• [Objetivo planteado A]: Actualiza el pasaje de la reseña de A mitad de camino desde "Esa entrega al" hasta "Lindo animal !!", sustituyendo "penúltima entrega" por "última entrega".
• [Objetivo planteado B]: Resume en dos oraciones la reseña de A mitad de camino.

• [Texto proporcionado]:
La obra que se aborda es un libro de aperturas constantes —que reúne más de 20 años de la poesía de su autor—, y de navegaciones por recovecos estéticos en un final de siglo (el XX) que oxidó la posibilidad y su plástica, en un estilo que valiéndose de una escritura abierta, se descubre sólo al ser anotada en la celda de sus palabras.
Por Víctor Campos Donoso
Publicado el 31.3.2020
Quise viajar en esa forma
que duerme en sombras sobre el muro
y que espanta hoy a la mirada.
Renato Yrarrázaval
Ediciones Altazor nos ofreció el pasado año A mitad de camino (2019), libro que significa la panorámica de la obra poética construida por Sergio Pizarro Roberts (1964) desde el año 1993 hasta el año 2016. Se esboza en estas hojas una escritura que dotada de la condición nómada de sus actitudes, fórmulas y gestos erige una voz que constituye la peregrinación de una forma —su mutación y dilatación—, la marcada cadencia de un problema que carga y exhibe: la de limitarse al espacio de la página misma.
Esa entrega al lugar en blanco, nacida —o concluida— quizás luego de variadas lecturas personales o como mera imposición a la voz, delata un desafío que de modo progresivo comprende su auto-referencialidad. Lo digo porque la grafía de Poemas diesel (1993), su primer libro, no concuerda en apariencia con la desarrollada en Apocatástasis asténica (2003), su penúltima entrega hasta ahora registrada. El hablante del caso primero, bien nos podría recordar a ese imaginario profuso y grotesco del primer Rodrigo Lira —aquel escriba de un lenguaje y situaciones explosivas y grotescas—, o a esa carnavalización constante en La tirana (1983) de Diego Maquieira:
«Érase una vez que fui invitado a un club de alces verdes
Lindo animal !!
Nos recibieron con besos de cemento dados con baja frecuencia
Nos llevaron al altar donde está prohibido prohibir,»
Pero en el segundo poemario mencionado, la imagen se torna abstracta, el lenguaje se contrae y gesta un habla de sí, una palabra que se apunta como palabra, sin señalar lugares ni elementos vinculados a una temporalidad:
«Hija de Dios
vehemencia incivil
Nadie sabrá nada
hasta que dejen de saberlo
en sangre».
Así, cada conjunto porta su identidad en un recorrido de mutación.
Como ya se ha señalado, el primer libro que inaugura la línea de esta escritura cual laboratorio de experimientación (un autorretrato que consignaría la biografía del hablante), se forja bajo una personalidad con creces arrojada, bastante segura de sí y convulsamente incontinente. Cercano a una retórica neobarrosa, los sustantivos con eventualidad se tornan adjetivos (“bestias dinosaurias”, “hierbas inmundicias”), y la paleta de colores gesta una presencia juvenil que tiñe a los escritos de fiesta:
«Me salieron lenguajes y frases de encanto y manjar
Me apropié de una potencia matutina
y de un salto de zancudo
me incrusté en la noche
Qué tanta trompeta y augurio !!»

• [Registros de datos]:
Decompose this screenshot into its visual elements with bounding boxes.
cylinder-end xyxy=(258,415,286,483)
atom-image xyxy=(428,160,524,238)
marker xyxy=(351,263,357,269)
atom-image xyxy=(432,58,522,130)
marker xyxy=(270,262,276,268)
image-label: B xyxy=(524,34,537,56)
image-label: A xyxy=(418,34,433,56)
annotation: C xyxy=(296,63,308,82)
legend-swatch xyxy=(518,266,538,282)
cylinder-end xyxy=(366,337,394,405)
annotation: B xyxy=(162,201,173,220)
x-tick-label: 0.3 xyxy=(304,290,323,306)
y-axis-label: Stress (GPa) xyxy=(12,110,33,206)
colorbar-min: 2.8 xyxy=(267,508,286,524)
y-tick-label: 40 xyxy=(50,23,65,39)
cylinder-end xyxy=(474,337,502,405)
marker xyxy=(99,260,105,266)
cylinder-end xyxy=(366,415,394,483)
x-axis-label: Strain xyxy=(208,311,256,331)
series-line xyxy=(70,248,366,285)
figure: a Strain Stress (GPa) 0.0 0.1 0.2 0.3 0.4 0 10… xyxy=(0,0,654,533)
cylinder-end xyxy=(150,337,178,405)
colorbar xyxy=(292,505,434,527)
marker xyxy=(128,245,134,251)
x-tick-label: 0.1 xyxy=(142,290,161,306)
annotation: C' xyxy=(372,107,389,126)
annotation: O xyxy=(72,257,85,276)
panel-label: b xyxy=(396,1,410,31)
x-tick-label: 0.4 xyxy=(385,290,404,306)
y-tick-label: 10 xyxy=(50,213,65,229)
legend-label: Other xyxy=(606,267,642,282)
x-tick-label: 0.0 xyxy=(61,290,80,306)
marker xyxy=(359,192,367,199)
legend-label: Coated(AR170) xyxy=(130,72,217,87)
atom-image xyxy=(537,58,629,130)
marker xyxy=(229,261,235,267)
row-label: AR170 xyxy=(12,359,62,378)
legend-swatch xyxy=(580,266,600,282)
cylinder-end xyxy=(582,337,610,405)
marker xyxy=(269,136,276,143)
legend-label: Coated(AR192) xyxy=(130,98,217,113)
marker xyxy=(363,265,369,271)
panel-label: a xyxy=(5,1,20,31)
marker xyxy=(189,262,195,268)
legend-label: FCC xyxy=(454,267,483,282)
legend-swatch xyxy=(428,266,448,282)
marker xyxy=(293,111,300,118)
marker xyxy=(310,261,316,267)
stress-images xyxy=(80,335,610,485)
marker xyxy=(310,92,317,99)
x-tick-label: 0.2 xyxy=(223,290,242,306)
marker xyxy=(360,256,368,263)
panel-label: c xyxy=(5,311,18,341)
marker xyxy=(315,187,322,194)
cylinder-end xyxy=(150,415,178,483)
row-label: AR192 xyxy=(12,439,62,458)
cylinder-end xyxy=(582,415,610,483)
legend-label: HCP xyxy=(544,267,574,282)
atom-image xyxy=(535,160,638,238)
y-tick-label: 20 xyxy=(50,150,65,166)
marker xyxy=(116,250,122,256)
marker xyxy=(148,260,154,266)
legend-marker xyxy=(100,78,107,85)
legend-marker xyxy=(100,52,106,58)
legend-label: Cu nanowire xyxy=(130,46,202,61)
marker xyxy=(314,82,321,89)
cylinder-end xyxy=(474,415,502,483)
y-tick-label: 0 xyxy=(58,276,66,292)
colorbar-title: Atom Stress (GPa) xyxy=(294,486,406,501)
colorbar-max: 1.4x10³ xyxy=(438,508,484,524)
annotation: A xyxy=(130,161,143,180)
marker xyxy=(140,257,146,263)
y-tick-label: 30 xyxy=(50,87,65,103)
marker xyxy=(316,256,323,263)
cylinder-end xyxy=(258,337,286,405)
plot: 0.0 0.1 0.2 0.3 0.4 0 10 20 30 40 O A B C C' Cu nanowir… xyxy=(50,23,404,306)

• [Respuesta final A]:
Esa entrega al lugar en blanco, nacida —o concluida— quizás luego de variadas lecturas personales o como mera imposición a la voz, delata un desafío que de modo progresivo comprende su auto-referencialidad. Lo digo porque la grafía de Poemas diesel (1993), su primer libro, no concuerda en apariencia con la desarrollada en Apocatástasis asténica (2003), su última entrega hasta ahora registrada. El hablante del caso primero, bien nos podría recordar a ese imaginario profuso y grotesco del primer Rodrigo Lira —aquel escriba de un lenguaje y situaciones explosivas y grotescas—, o a esa carnavalización constante en La tirana (1983) de Diego Maquieira:
«Érase una vez que fui invitado a un club de alces verdes
Lindo animal !!

• [Respuesta final B]: La reseña presenta A mitad de camino (2019), publicado por Ediciones Altazor, como la panorámica de la obra poética de Sergio Pizarro Roberts entre 1993 y 2016, una escritura nómada que muta y se limita al espacio de la página. Contrasta la voz profusa, grotesca y festiva de Poemas diesel (1993) con el lenguaje abstracto y contraído de Apocatástasis asténica (2003), de modo que cada conjunto porta su identidad en un recorrido de mutación.